## Problem requirements
Return every line of the material exactly.

— Begin —

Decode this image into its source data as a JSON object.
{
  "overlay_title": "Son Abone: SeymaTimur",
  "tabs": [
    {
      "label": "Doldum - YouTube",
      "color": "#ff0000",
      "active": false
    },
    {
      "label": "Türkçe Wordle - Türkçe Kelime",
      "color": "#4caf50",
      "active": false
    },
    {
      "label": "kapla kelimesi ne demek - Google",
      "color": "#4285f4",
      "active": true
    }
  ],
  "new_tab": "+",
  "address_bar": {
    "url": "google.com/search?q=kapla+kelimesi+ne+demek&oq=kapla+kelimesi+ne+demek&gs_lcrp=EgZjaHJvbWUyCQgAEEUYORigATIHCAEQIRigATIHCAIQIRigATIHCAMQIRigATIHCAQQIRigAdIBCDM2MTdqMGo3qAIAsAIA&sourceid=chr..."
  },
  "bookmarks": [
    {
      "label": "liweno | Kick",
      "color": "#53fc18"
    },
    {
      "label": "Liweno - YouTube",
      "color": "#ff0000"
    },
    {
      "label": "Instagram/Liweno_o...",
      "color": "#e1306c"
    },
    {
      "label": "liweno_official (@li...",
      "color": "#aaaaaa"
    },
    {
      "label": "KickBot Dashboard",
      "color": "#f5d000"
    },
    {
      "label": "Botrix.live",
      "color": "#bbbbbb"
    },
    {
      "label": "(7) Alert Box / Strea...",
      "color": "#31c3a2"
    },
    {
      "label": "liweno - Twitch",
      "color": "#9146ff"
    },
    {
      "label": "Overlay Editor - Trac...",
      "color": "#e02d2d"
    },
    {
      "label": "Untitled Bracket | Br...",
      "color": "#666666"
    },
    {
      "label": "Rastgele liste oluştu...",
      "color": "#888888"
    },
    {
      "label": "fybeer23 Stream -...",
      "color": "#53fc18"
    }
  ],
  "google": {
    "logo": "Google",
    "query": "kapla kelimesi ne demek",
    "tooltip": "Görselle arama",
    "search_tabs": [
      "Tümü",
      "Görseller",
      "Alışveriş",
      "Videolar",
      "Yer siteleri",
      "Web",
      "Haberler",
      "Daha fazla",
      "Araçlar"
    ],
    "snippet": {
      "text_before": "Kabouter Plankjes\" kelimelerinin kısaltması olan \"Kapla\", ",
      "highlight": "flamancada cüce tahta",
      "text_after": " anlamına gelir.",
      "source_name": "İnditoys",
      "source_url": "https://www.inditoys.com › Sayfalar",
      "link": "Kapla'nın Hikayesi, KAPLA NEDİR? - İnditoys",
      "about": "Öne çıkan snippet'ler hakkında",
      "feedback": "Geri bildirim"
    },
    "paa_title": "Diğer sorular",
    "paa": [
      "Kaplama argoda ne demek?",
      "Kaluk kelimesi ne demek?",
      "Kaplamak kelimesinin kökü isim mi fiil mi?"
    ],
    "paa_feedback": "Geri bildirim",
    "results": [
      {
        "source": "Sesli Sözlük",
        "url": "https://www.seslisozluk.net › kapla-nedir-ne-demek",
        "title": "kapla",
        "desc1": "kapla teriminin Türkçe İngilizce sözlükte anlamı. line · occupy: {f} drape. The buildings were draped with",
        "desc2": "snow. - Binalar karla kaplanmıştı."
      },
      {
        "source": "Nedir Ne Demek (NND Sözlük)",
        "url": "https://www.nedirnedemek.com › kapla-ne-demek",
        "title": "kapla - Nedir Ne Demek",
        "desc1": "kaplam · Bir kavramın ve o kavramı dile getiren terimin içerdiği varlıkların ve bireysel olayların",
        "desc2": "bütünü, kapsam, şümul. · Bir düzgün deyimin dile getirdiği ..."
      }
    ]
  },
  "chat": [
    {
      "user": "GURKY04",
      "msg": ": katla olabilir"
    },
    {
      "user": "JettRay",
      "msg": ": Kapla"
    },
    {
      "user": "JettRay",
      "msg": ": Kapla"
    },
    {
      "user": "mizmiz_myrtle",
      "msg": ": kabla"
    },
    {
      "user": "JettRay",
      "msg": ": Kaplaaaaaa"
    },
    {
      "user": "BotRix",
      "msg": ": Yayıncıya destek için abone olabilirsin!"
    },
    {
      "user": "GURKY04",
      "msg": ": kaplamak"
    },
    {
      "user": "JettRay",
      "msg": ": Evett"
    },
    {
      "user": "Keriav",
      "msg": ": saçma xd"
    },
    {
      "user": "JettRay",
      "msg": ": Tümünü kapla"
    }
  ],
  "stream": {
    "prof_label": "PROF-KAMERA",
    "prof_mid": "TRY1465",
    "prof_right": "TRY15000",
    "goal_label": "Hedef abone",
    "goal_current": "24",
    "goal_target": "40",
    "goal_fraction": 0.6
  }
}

— End —

## Result
Decode this image into its source data as a JSON object.
{
  "overlay_title": "Son Abone: SeymaTimur",
  "tabs": [
    {
      "label": "Doldum - YouTube",
      "color": "#ff0000",
      "active": false
    },
    {
      "label": "Türkçe Wordle - Türkçe Kelime",
      "color": "#4caf50",
      "active": false
    },
    {
      "label": "kapla kelimesi ne demek - Google",
      "color": "#4285f4",
      "active": true
    }
  ],
  "new_tab": "+",
  "address_bar": {
    "url": "google.com/search?q=kapla+kelimesi+ne+demek&oq=kapla+kelimesi+ne+demek&gs_lcrp=EgZjaHJvbWUyCQgAEEUYORigATIHCAEQIRigATIHCAIQIRigATIHCAMQIRigATIHCAQQIRigAdIBCDM2MTdqMGo3qAIAsAIA&sourceid=chr..."
  },
  "bookmarks": [
    {
      "label": "liweno | Kick",
      "color": "#53fc18"
    },
    {
      "label": "Liweno - YouTube",
      "color": "#ff0000"
    },
    {
      "label": "Instagram/Liweno_o...",
      "color": "#e1306c"
    },
    {
      "label": "liweno_official (@li...",
      "color": "#aaaaaa"
    },
    {
      "label": "KickBot Dashboard",
      "color": "#f5d000"
    },
    {
      "label": "Botrix.live",
      "color": "#bbbbbb"
    },
    {
      "label": "(7) Alert Box / Strea...",
      "color": "#31c3a2"
    },
    {
      "label": "liweno - Twitch",
      "color": "#9146ff"
    },
    {
      "label": "Overlay Editor - Trac...",
      "color": "#e02d2d"
    },
    {
      "label": "Untitled Bracket | Br...",
      "color": "#666666"
    },
    {
      "label": "Rastgele liste oluştu...",
      "color": "#888888"
    },
    {
      "label": "fybeer23 Stream -...",
      "color": "#53fc18"
    }
  ],
  "google": {
    "logo": "Google",
    "query": "kapla kelimesi ne demek",
    "tooltip": "Görselle arama",
    "search_tabs": [
      "Tümü",
      "Görseller",
      "Alışveriş",
      "Videolar",
      "Yer siteleri",
      "Web",
      "Haberler",
      "Daha fazla",
      "Araçlar"
    ],
    "snippet": {
      "text_before": "Kabouter Plankjes\" kelimelerinin kısaltması olan \"Kapla\", ",
      "highlight": "flamancada cüce tahta",
      "text_after": " anlamına gelir.",
      "source_name": "İnditoys",
      "source_url": "https://www.inditoys.com › Sayfalar",
      "link": "Kapla'nın Hikayesi, KAPLA NEDİR? - İnditoys",
      "about": "Öne çıkan snippet'ler hakkında",
      "feedback": "Geri bildirim"
    },
    "paa_title": "Diğer sorular",
    "paa": [
      "Kaplama argoda ne demek?",
      "Kaluk kelimesi ne demek?",
      "Kaplamak kelimesinin kökü isim mi fiil mi?"
    ],
    "paa_feedback": "Geri bildirim",
    "results": [
      {
        "source": "Sesli Sözlük",
        "url": "https://www.seslisozluk.net › kapla-nedir-ne-demek",
        "title": "kapla",
        "desc1": "kapla teriminin Türkçe İngilizce sözlükte anlamı. line · occupy: {f} drape. The buildings were draped with",
        "desc2": "snow. - Binalar karla kaplanmıştı."
      },
      {
        "source": "Nedir Ne Demek (NND Sözlük)",
        "url": "https://www.nedirnedemek.com › kapla-ne-demek",
        "title": "kapla - Nedir Ne Demek",
        "desc1": "kaplam · Bir kavramın ve o kavramı dile getiren terimin içerdiği varlıkların ve bireysel olayların",
        "desc2": "bütünü, kapsam, şümul. · Bir düzgün deyimin dile getirdiği ..."
      }
    ]
  },
  "chat": [
    {
      "user": "GURKY04",
      "msg": ": katla olabilir"
    },
    {
      "user": "JettRay",
      "msg": ": Kapla"
    },
    {
      "user": "JettRay",
      "msg": ": Kapla"
    },
    {
      "user": "mizmiz_myrtle",
      "msg": ": kabla"
    },
    {
      "user": "JettRay",
      "msg": ": Kaplaaaaaa"
    },
    {
      "user": "BotRix",
      "msg": ": Yayıncıya destek için abone olabilirsin!"
    },
    {
      "user": "GURKY04",
      "msg": ": kaplamak"
    },
    {
      "user": "JettRay",
      "msg": ": Evett"
    },
    {
      "user": "Keriav",
      "msg": ": saçma xd"
    },
    {
      "user": "JettRay",
      "msg": ": Tümünü kapla"
    }
  ],
  "stream": {
    "prof_label": "PROF-KAMERA",
    "prof_mid": "TRY1465",
    "prof_right": "TRY15000",
    "goal_label": "Hedef abone",
    "goal_current": "24",
    "goal_target": "40",
    "goal_fraction": 0.6
  }
}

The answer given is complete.